Exercise objective: Please reproduce the records unchanged, beginning at the line that contains "y-tick-label: 0% [63, 411, 95, 428]" and stopping after the line that contains "bar [654, 221, 681, 420]".

[Layout region records]
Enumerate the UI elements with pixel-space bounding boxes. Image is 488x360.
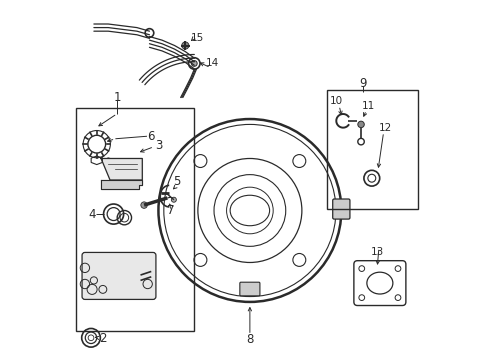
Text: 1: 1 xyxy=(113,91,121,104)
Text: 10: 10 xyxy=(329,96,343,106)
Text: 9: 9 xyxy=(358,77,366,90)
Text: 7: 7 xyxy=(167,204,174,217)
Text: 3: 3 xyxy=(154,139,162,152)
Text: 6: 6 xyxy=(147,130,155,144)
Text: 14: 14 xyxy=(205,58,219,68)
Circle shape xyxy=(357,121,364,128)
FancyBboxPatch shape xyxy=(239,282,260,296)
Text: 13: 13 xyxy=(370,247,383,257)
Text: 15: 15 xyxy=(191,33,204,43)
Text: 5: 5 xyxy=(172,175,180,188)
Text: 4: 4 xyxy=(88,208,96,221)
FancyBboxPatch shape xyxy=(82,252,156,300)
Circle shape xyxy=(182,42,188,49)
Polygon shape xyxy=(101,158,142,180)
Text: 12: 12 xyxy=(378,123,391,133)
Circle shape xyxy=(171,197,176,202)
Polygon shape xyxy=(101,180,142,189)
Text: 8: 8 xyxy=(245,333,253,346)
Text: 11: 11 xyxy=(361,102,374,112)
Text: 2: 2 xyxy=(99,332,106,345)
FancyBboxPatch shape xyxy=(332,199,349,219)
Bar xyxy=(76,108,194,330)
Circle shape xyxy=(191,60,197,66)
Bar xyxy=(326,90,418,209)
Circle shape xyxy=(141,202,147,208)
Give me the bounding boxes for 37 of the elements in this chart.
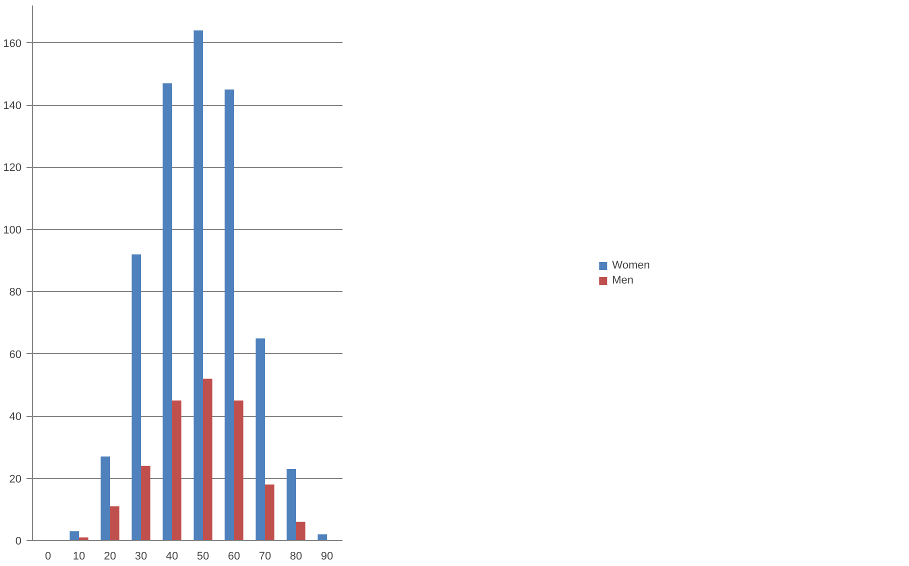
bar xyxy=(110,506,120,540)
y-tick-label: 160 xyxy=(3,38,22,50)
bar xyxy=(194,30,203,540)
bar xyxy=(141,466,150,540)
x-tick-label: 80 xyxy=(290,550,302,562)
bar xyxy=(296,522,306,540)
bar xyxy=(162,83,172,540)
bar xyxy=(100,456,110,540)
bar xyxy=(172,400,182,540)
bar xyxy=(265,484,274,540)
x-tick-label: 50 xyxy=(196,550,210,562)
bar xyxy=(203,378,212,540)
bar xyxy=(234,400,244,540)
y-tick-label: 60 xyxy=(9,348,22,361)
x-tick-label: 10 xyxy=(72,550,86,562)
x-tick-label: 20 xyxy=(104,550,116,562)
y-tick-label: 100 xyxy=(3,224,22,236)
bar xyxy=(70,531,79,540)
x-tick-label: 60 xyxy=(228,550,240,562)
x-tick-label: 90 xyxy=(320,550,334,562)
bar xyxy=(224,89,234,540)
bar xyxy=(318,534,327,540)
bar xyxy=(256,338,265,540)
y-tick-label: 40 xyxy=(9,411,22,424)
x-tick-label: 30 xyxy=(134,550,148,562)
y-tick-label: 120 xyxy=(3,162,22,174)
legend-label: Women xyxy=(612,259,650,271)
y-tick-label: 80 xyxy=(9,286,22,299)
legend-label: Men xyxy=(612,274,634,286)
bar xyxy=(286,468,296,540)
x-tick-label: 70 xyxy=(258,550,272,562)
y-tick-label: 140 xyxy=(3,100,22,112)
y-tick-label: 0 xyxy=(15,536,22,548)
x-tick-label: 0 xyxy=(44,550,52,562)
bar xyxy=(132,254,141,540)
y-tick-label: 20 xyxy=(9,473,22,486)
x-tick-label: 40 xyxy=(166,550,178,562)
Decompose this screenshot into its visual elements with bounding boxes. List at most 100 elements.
==
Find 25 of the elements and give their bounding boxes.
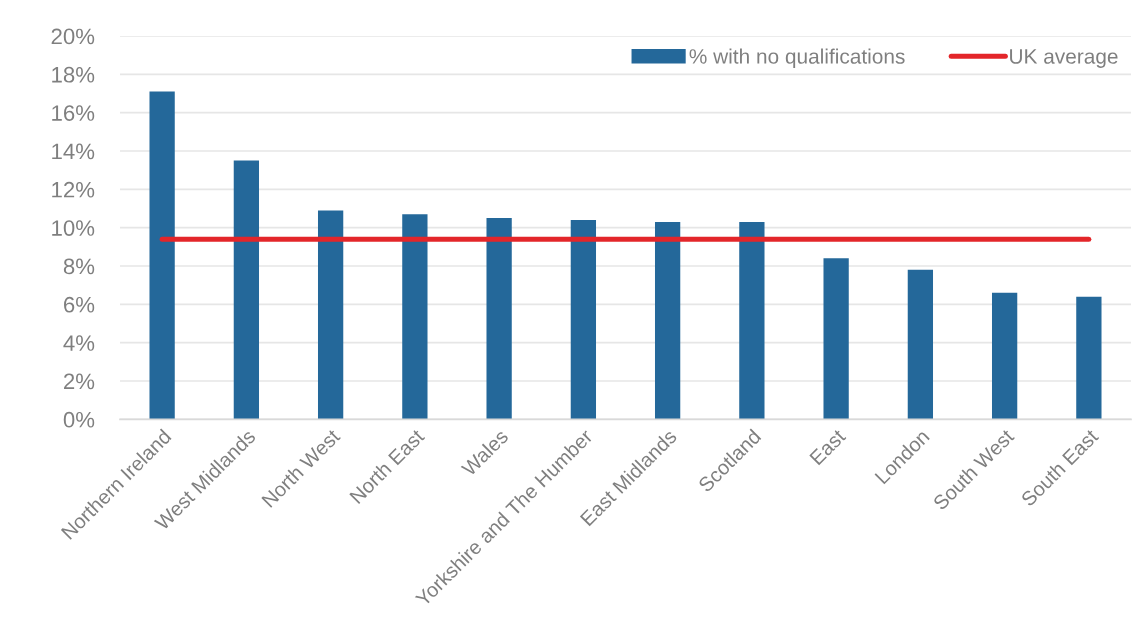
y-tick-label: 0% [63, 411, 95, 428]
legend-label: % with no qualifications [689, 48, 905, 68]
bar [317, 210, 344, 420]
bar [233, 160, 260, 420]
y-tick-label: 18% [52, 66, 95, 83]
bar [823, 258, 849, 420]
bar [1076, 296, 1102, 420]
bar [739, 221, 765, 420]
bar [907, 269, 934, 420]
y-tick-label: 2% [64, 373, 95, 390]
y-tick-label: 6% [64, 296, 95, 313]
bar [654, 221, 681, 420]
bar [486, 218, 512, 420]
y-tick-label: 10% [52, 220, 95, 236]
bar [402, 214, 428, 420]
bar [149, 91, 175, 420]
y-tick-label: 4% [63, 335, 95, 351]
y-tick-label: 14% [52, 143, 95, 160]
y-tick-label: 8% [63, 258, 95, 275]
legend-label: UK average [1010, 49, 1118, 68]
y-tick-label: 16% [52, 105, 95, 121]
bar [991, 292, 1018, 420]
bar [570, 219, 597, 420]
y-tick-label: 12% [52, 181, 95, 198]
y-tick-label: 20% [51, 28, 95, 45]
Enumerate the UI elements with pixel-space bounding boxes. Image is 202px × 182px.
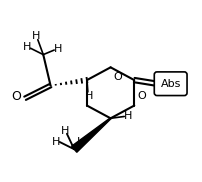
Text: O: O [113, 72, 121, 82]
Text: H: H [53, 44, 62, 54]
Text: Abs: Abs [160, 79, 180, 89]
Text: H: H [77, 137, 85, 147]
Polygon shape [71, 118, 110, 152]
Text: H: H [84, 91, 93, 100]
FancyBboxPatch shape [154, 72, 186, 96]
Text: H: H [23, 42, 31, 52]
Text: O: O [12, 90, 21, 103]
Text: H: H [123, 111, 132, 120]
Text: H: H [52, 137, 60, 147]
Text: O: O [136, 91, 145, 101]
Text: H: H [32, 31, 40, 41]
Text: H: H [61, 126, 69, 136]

Answer to this task:
y-tick-label: 0% [63, 411, 95, 428]
legend-label: % with no qualifications [689, 48, 905, 68]
bar [317, 210, 344, 420]
bar [233, 160, 260, 420]
y-tick-label: 18% [52, 66, 95, 83]
bar [823, 258, 849, 420]
bar [1076, 296, 1102, 420]
bar [739, 221, 765, 420]
bar [907, 269, 934, 420]
y-tick-label: 2% [64, 373, 95, 390]
y-tick-label: 6% [64, 296, 95, 313]
bar [654, 221, 681, 420]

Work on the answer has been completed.